Enunciado 1 ▸
Diga se cada afirmação abaixo concorda com a crítica do filme. Responda sim ou não e cite literalmente as palavras decisivas da crítica. (a) André é o único não branco na sala de aula da faculdade. (b) As cenas mais violentas do filme ocorrem nas favelas. (c) Foi Neto quem compreendeu a corrupção do sistema policial para além da caserna.
Enunciado 2 ▸
Retome a crítica do filme logo após a última frase apresentada e dê continuidade ao texto.

━━ Texto de leitura ━━

As cenas mais violentas do filme não ocorrem nas favelas. Ocorrem naquela sala de aula que André freqüenta na da faculdade. Ele é ali, o único não branco. É também um dos poucos que não corromperam seu corpo ao vício das “ervas”. Sabe que para terminar com o tráfico, mister se faz que não exista consumidores do que o tráfico oferece. Ele enxerga a raiz do problema, não a sua superfície. É claro que o discurso de quem pede esforço para mudar a ordem das coisa não será bem visto. Ele não é ignorado pelos jovens da classe média por ser fardado, tampouco por ser negro. Ele é ignorado por ter se mostrado superior a eles. 
Outro ponto extremamente positivo no filme foi o de mostrar a naturalidade do que ocorre nas dependências da polícia. E como tal ganha um aspecto de ter sido sempre assim. É esse chamado jeitinho brasileiro, que faz com que a coisa não ande. Se foi Neto que sentiu mais de perto a corrupção do sistema policial, foi Matias que a compreendeu para além da caserna.
Tivesse mantido esse seu olhar sutil sobre a vidinha dos boyzinhos ou dos meandros da polícia, teria nascido aí um marco do cinema tupiniquim. Infelizmente Padilha quedou-se a cair no popularesco. Era preciso fazer com que o discurso atingisse as massas. Para isso fez com que exorcizássemos nossas frustrações, fazendo com que vísssemos um grupo de torturadores e assassinos como heróis.

━━━
━━ Segmento de dados ━━

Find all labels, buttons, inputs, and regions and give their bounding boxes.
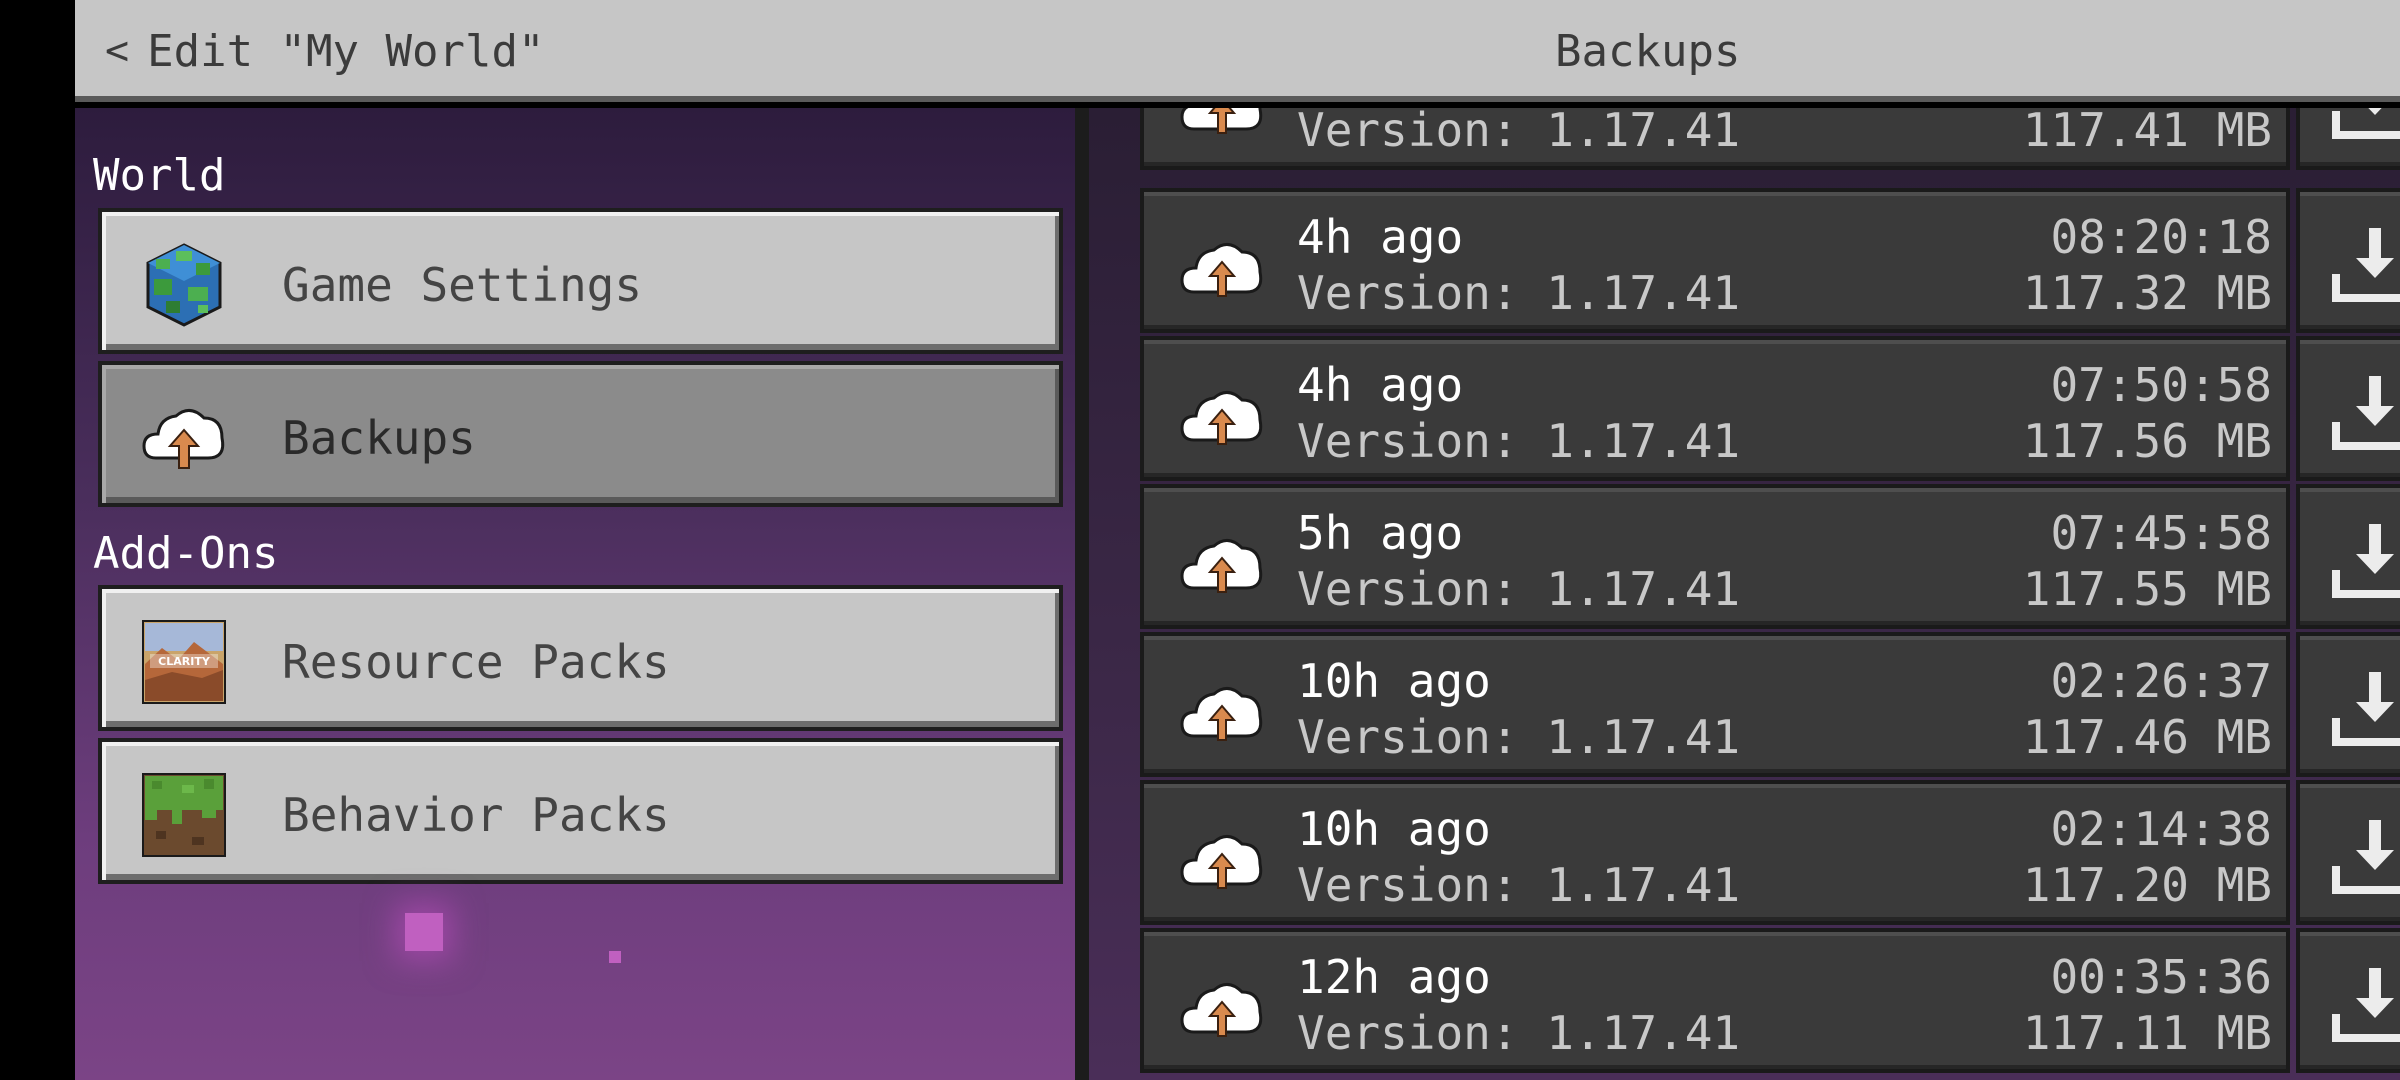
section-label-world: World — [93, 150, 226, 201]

━━━

Resultado do exercício 1 ▸
(a) Sim: "Ele é ali, o único não branco."
(b) Não: "As cenas mais violentas do filme não ocorrem nas favelas."
(c) Não: "Se foi Neto que sentiu mais de perto a corrupção do sistema policial, foi Matias que a compreendeu para além da caserna."

Resultado do exercício 2 ▸
As interpretações precisas, o roteiro feito para agradar a todos, faz com que percamos o senso crítico e a obra venha a ser usada para justificar aquilo que todos criticávamos anos antes (a tortura). O pecado de Tropa de Elite é o de fazer com que enxerguemos o Capitão Nascimento como um herói, ou como dizem alguns: Um mal necessário. A tortura tem sempre de ser condenada, não importa quem seja a vítima ou o torturador. O filme é um marco de nosso cinema. Vários fantasiaram-se de policiais do BOPE no carnaval. Todos brincam de “Tropa de Elite”. Assim como Matias foi cooptado por um dos lados, perdendo a sua integridade, todos nós passamos a nos ufanizar com esse filme. Tropa de Elite incorre em erro ao fazer o discurso dos que pretendem extirpar o mal instalado na zona urbana do Rio. Esquece que foram eles próprios que criaram esse mal. Quer pela ação, quer pelo descaso.
PS: Fui um dos que se alegrou com a escolha do filme “O ano em que meus pais saíram de férias” para nos representar no oscar. Pelo menos ali, sabemos que existe um discurso (sutilíssimo é certo) do que é correto ou não. Ali, aparentemente a arte não será usada de forma imediata pelos que detém o poder (como dizia Pasolini, cedo ou tarde tudo é usado para que nada seja mudado). É um filme que permite um distanciamento ao contrário de Tropa de elite que é também uma obra muito bem construída, mas, que traz infelizmente uma mensagem perigosíssima. “O triunfo da vontade” verde-amarelo.